[Direction]: Return every line below as is, leaving out the pictures.

[Data for this task]:
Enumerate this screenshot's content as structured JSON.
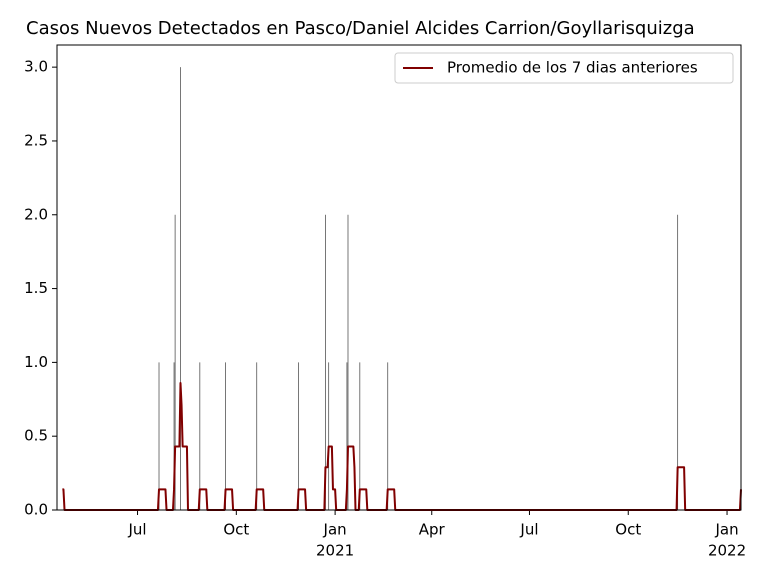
{
  "chart_data": {
    "type": "bar",
    "title": "Casos Nuevos Detectados en Pasco/Daniel Alcides Carrion/Goyllarisquizga",
    "x": [
      "2020-07-21",
      "2020-08-04",
      "2020-08-05",
      "2020-08-10",
      "2020-08-28",
      "2020-09-21",
      "2020-10-20",
      "2020-11-28",
      "2020-12-23",
      "2020-12-26",
      "2021-01-12",
      "2021-01-13",
      "2021-01-24",
      "2021-02-19",
      "2021-11-16"
    ],
    "values": [
      1,
      1,
      2,
      3,
      1,
      1,
      1,
      1,
      2,
      1,
      1,
      2,
      1,
      1,
      2
    ],
    "color": "#555555",
    "series": [
      {
        "name": "Promedio de los 7 dias anteriores",
        "type": "line",
        "color": "#800000",
        "x": [
          "2020-04-22",
          "2020-04-23",
          "2020-04-24",
          "2020-07-20",
          "2020-07-21",
          "2020-07-27",
          "2020-07-28",
          "2020-08-03",
          "2020-08-04",
          "2020-08-05",
          "2020-08-09",
          "2020-08-10",
          "2020-08-11",
          "2020-08-12",
          "2020-08-16",
          "2020-08-17",
          "2020-08-27",
          "2020-08-28",
          "2020-09-03",
          "2020-09-04",
          "2020-09-20",
          "2020-09-21",
          "2020-09-27",
          "2020-09-28",
          "2020-10-19",
          "2020-10-20",
          "2020-10-26",
          "2020-10-27",
          "2020-11-27",
          "2020-11-28",
          "2020-12-04",
          "2020-12-05",
          "2020-12-22",
          "2020-12-23",
          "2020-12-25",
          "2020-12-26",
          "2020-12-29",
          "2020-12-30",
          "2021-01-01",
          "2021-01-02",
          "2021-01-11",
          "2021-01-12",
          "2021-01-13",
          "2021-01-18",
          "2021-01-19",
          "2021-01-20",
          "2021-01-23",
          "2021-01-24",
          "2021-01-30",
          "2021-01-31",
          "2021-02-18",
          "2021-02-19",
          "2021-02-25",
          "2021-02-26",
          "2021-11-15",
          "2021-11-16",
          "2021-11-22",
          "2021-11-23",
          "2022-01-13",
          "2022-01-14"
        ],
        "values": [
          0.14,
          0.14,
          0,
          0,
          0.14,
          0.14,
          0,
          0,
          0.14,
          0.43,
          0.43,
          0.86,
          0.71,
          0.43,
          0.43,
          0,
          0,
          0.14,
          0.14,
          0,
          0,
          0.14,
          0.14,
          0,
          0,
          0.14,
          0.14,
          0,
          0,
          0.14,
          0.14,
          0,
          0,
          0.29,
          0.29,
          0.43,
          0.43,
          0.14,
          0.14,
          0,
          0,
          0.14,
          0.43,
          0.43,
          0.29,
          0,
          0,
          0.14,
          0.14,
          0,
          0,
          0.14,
          0.14,
          0,
          0,
          0.29,
          0.29,
          0,
          0,
          0.14
        ]
      }
    ],
    "xlim": [
      "2020-04-17",
      "2022-01-14"
    ],
    "xticks": [
      {
        "value": "2020-07-01",
        "label": "Jul"
      },
      {
        "value": "2020-10-01",
        "label": "Oct"
      },
      {
        "value": "2021-01-01",
        "label": "Jan"
      },
      {
        "value": "2021-04-01",
        "label": "Apr"
      },
      {
        "value": "2021-07-01",
        "label": "Jul"
      },
      {
        "value": "2021-10-01",
        "label": "Oct"
      },
      {
        "value": "2022-01-01",
        "label": "Jan"
      }
    ],
    "xtick_years": [
      {
        "value": "2021-01-01",
        "label": "2021"
      },
      {
        "value": "2022-01-01",
        "label": "2022"
      }
    ],
    "ylim": [
      0,
      3.15
    ],
    "yticks": [
      {
        "value": 0,
        "label": "0.0"
      },
      0.5,
      {
        "value": 1,
        "label": "1.0"
      },
      1.5,
      {
        "value": 2,
        "label": "2.0"
      },
      2.5,
      {
        "value": 3,
        "label": "3.0"
      }
    ],
    "legend": "upper right"
  }
}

[Full solution]:
Enumerate this screenshot's content as structured JSON.
{
  "chart_data": {
    "type": "bar",
    "title": "Casos Nuevos Detectados en Pasco/Daniel Alcides Carrion/Goyllarisquizga",
    "x": [
      "2020-07-21",
      "2020-08-04",
      "2020-08-05",
      "2020-08-10",
      "2020-08-28",
      "2020-09-21",
      "2020-10-20",
      "2020-11-28",
      "2020-12-23",
      "2020-12-26",
      "2021-01-12",
      "2021-01-13",
      "2021-01-24",
      "2021-02-19",
      "2021-11-16"
    ],
    "values": [
      1,
      1,
      2,
      3,
      1,
      1,
      1,
      1,
      2,
      1,
      1,
      2,
      1,
      1,
      2
    ],
    "color": "#555555",
    "series": [
      {
        "name": "Promedio de los 7 dias anteriores",
        "type": "line",
        "color": "#800000",
        "x": [
          "2020-04-22",
          "2020-04-23",
          "2020-04-24",
          "2020-07-20",
          "2020-07-21",
          "2020-07-27",
          "2020-07-28",
          "2020-08-03",
          "2020-08-04",
          "2020-08-05",
          "2020-08-09",
          "2020-08-10",
          "2020-08-11",
          "2020-08-12",
          "2020-08-16",
          "2020-08-17",
          "2020-08-27",
          "2020-08-28",
          "2020-09-03",
          "2020-09-04",
          "2020-09-20",
          "2020-09-21",
          "2020-09-27",
          "2020-09-28",
          "2020-10-19",
          "2020-10-20",
          "2020-10-26",
          "2020-10-27",
          "2020-11-27",
          "2020-11-28",
          "2020-12-04",
          "2020-12-05",
          "2020-12-22",
          "2020-12-23",
          "2020-12-25",
          "2020-12-26",
          "2020-12-29",
          "2020-12-30",
          "2021-01-01",
          "2021-01-02",
          "2021-01-11",
          "2021-01-12",
          "2021-01-13",
          "2021-01-18",
          "2021-01-19",
          "2021-01-20",
          "2021-01-23",
          "2021-01-24",
          "2021-01-30",
          "2021-01-31",
          "2021-02-18",
          "2021-02-19",
          "2021-02-25",
          "2021-02-26",
          "2021-11-15",
          "2021-11-16",
          "2021-11-22",
          "2021-11-23",
          "2022-01-13",
          "2022-01-14"
        ],
        "values": [
          0.14,
          0.14,
          0,
          0,
          0.14,
          0.14,
          0,
          0,
          0.14,
          0.43,
          0.43,
          0.86,
          0.71,
          0.43,
          0.43,
          0,
          0,
          0.14,
          0.14,
          0,
          0,
          0.14,
          0.14,
          0,
          0,
          0.14,
          0.14,
          0,
          0,
          0.14,
          0.14,
          0,
          0,
          0.29,
          0.29,
          0.43,
          0.43,
          0.14,
          0.14,
          0,
          0,
          0.14,
          0.43,
          0.43,
          0.29,
          0,
          0,
          0.14,
          0.14,
          0,
          0,
          0.14,
          0.14,
          0,
          0,
          0.29,
          0.29,
          0,
          0,
          0.14
        ]
      }
    ],
    "xlim": [
      "2020-04-17",
      "2022-01-14"
    ],
    "xticks": [
      {
        "value": "2020-07-01",
        "label": "Jul"
      },
      {
        "value": "2020-10-01",
        "label": "Oct"
      },
      {
        "value": "2021-01-01",
        "label": "Jan"
      },
      {
        "value": "2021-04-01",
        "label": "Apr"
      },
      {
        "value": "2021-07-01",
        "label": "Jul"
      },
      {
        "value": "2021-10-01",
        "label": "Oct"
      },
      {
        "value": "2022-01-01",
        "label": "Jan"
      }
    ],
    "xtick_years": [
      {
        "value": "2021-01-01",
        "label": "2021"
      },
      {
        "value": "2022-01-01",
        "label": "2022"
      }
    ],
    "ylim": [
      0,
      3.15
    ],
    "yticks": [
      {
        "value": 0,
        "label": "0.0"
      },
      0.5,
      {
        "value": 1,
        "label": "1.0"
      },
      1.5,
      {
        "value": 2,
        "label": "2.0"
      },
      2.5,
      {
        "value": 3,
        "label": "3.0"
      }
    ],
    "legend": "upper right"
  }
}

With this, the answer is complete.